# INPUT ROWS start

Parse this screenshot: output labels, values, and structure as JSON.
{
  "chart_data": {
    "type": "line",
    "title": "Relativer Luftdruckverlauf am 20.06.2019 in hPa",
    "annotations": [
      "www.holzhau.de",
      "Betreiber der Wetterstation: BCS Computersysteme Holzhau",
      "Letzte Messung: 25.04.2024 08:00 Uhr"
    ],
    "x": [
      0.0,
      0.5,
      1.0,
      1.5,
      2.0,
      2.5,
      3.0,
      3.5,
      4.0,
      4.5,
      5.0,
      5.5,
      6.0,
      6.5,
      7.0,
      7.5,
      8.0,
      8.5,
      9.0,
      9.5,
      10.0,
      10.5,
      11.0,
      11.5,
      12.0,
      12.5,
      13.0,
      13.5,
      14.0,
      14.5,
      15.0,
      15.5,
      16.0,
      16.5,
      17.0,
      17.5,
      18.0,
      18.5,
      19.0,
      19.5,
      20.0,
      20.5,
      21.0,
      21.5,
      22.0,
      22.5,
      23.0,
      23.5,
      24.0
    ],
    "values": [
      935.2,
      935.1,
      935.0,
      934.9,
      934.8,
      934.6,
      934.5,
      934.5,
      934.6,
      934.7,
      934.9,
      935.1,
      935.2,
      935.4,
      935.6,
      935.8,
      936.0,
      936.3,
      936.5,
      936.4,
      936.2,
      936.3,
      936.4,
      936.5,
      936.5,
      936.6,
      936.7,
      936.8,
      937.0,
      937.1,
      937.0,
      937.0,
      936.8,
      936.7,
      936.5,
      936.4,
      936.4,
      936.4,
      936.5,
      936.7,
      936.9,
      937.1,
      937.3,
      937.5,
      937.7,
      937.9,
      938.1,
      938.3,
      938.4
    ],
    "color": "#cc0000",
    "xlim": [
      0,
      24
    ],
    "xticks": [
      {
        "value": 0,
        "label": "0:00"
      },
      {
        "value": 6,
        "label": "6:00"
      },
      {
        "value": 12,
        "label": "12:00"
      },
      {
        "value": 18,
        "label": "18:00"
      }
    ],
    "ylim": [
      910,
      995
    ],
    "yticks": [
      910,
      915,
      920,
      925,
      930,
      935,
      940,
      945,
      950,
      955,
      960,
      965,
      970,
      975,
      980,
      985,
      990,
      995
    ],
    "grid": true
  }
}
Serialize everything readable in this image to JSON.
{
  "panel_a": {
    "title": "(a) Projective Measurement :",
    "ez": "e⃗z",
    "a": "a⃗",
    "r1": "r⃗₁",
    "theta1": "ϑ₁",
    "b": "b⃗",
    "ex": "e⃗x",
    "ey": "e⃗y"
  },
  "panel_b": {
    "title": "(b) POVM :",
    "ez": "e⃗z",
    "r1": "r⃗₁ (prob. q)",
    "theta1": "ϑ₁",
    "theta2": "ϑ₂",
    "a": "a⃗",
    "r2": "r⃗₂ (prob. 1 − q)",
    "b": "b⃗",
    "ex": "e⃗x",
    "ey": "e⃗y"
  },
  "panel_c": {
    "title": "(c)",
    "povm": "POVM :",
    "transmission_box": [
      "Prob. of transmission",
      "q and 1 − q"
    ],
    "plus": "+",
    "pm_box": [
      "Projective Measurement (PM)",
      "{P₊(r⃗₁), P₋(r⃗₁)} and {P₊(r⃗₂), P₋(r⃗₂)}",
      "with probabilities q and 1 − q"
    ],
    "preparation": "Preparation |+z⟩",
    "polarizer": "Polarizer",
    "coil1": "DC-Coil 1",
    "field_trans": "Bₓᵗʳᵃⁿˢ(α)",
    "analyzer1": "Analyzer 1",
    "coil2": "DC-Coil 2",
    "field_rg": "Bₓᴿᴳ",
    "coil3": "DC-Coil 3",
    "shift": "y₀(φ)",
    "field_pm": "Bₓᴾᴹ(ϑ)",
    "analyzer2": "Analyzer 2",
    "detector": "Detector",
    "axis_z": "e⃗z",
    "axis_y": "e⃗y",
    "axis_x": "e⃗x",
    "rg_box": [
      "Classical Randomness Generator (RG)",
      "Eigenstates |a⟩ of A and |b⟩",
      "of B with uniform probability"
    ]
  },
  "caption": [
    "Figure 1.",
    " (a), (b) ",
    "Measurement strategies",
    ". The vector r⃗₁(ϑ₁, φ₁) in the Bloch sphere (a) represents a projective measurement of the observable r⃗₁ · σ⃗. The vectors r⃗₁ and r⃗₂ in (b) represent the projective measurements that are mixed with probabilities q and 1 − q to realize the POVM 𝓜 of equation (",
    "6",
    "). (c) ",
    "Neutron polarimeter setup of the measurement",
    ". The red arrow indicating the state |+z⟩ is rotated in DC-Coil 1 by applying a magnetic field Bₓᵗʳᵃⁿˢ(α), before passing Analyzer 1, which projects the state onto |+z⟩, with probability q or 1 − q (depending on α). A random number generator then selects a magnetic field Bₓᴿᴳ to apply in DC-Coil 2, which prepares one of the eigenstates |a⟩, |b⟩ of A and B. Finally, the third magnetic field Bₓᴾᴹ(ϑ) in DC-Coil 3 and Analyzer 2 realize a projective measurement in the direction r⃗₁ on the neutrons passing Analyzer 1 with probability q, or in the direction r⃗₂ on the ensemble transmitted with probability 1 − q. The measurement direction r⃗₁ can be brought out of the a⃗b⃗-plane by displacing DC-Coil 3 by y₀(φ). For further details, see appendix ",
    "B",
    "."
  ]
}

# INPUT ROWS end
# INPUT ROWS start

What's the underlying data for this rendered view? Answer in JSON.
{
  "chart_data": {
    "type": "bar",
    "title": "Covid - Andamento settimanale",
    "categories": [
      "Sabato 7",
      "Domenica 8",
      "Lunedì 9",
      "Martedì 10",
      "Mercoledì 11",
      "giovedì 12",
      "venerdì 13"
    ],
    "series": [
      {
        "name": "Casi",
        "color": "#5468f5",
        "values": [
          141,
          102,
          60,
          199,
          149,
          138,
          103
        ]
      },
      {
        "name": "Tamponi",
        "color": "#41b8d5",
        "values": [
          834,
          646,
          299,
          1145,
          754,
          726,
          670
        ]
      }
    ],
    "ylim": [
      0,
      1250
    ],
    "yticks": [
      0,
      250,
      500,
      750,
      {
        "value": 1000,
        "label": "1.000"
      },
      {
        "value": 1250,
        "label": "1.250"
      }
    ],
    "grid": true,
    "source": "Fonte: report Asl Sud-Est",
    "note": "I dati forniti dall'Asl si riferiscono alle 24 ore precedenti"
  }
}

# INPUT ROWS end

Look through the entries above. Extract each line with the word "this".

Parse this screenshot: output labels, values, and structure as JSON.
Serialize everything readable in this image to JSON.
What's the underlying data for this rendered view? Answer in JSON.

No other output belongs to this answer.